Items listed in a dataset:
^^^^^^^^

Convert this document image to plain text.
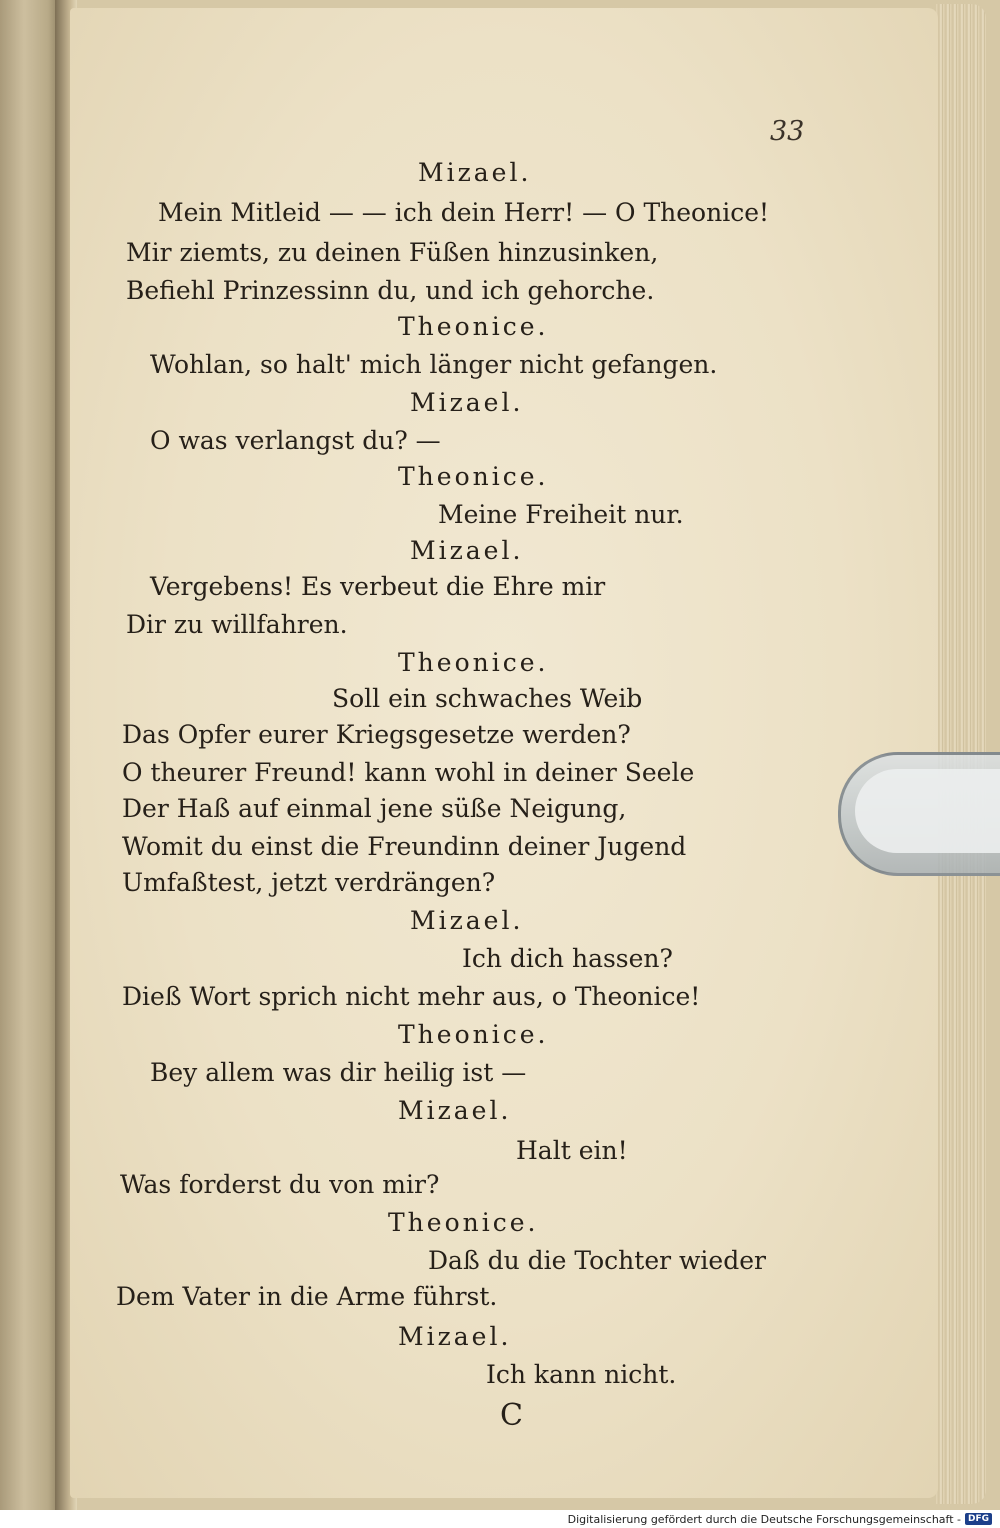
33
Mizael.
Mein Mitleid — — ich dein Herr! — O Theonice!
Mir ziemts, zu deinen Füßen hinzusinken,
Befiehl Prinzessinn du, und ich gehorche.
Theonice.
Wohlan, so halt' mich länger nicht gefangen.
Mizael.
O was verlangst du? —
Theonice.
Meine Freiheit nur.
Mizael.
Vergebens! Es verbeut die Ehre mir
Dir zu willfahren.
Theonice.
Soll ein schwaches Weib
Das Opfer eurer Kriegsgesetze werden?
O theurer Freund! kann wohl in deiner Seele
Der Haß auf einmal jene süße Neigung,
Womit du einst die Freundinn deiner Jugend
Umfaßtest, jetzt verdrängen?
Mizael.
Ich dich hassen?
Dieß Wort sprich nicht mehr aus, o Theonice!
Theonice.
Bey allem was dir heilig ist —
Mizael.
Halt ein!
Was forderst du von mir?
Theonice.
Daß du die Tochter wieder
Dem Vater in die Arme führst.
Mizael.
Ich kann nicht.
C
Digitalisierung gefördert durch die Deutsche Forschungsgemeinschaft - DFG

^^^^^^^^

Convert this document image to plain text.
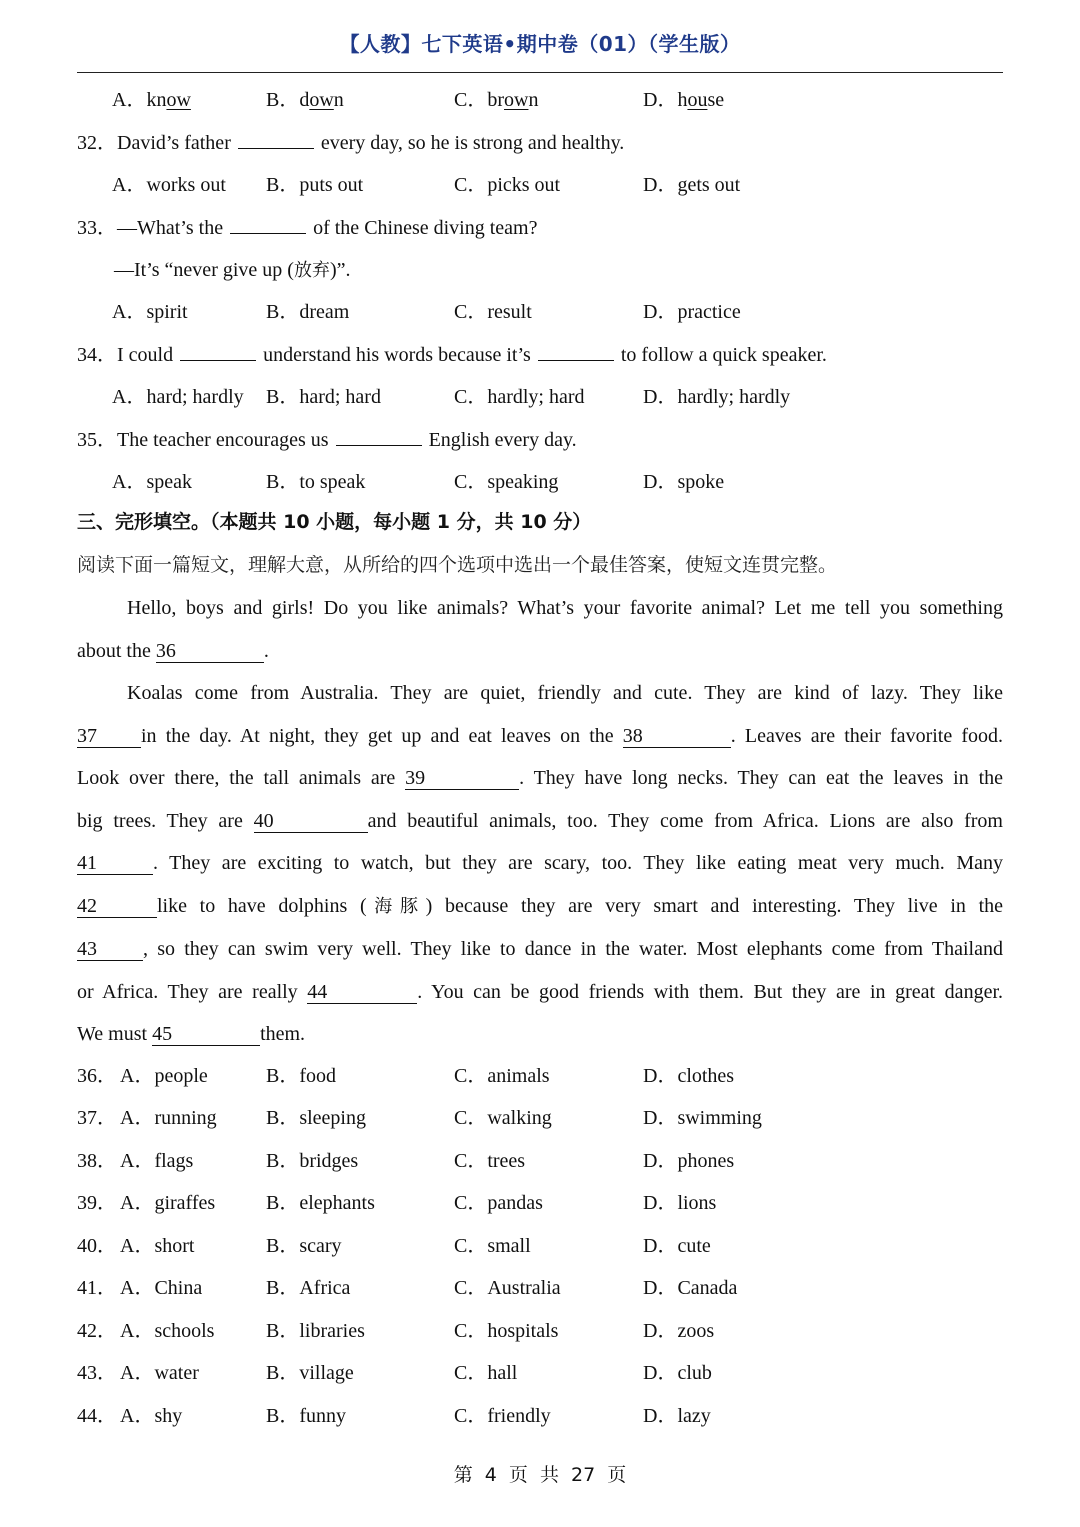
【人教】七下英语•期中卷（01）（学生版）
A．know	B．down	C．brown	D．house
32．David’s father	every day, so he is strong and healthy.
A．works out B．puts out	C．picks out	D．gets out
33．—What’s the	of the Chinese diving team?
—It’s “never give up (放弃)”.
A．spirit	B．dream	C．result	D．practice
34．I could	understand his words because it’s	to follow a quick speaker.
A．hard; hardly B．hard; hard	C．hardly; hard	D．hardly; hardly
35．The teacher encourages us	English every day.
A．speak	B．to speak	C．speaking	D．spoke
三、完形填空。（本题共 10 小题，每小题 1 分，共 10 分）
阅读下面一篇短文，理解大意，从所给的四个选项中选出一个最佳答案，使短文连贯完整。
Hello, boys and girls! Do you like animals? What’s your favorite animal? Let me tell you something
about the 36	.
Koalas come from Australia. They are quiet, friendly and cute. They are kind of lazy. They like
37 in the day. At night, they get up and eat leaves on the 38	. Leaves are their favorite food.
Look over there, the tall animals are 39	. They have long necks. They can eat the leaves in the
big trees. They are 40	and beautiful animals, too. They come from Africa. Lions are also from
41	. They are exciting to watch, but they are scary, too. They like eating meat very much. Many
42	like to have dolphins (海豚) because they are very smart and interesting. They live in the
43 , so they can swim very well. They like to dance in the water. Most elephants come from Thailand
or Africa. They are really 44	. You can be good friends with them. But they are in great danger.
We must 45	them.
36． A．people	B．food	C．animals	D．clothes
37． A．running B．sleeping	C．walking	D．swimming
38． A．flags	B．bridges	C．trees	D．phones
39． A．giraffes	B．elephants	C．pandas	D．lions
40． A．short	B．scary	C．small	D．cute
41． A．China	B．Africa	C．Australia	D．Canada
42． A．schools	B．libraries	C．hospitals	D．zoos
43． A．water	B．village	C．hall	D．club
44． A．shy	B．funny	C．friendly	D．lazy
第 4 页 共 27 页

^^^^^^^^

* **Written task**
State only the number of lines in these entries that contain "from".

* **Exercise solution**
3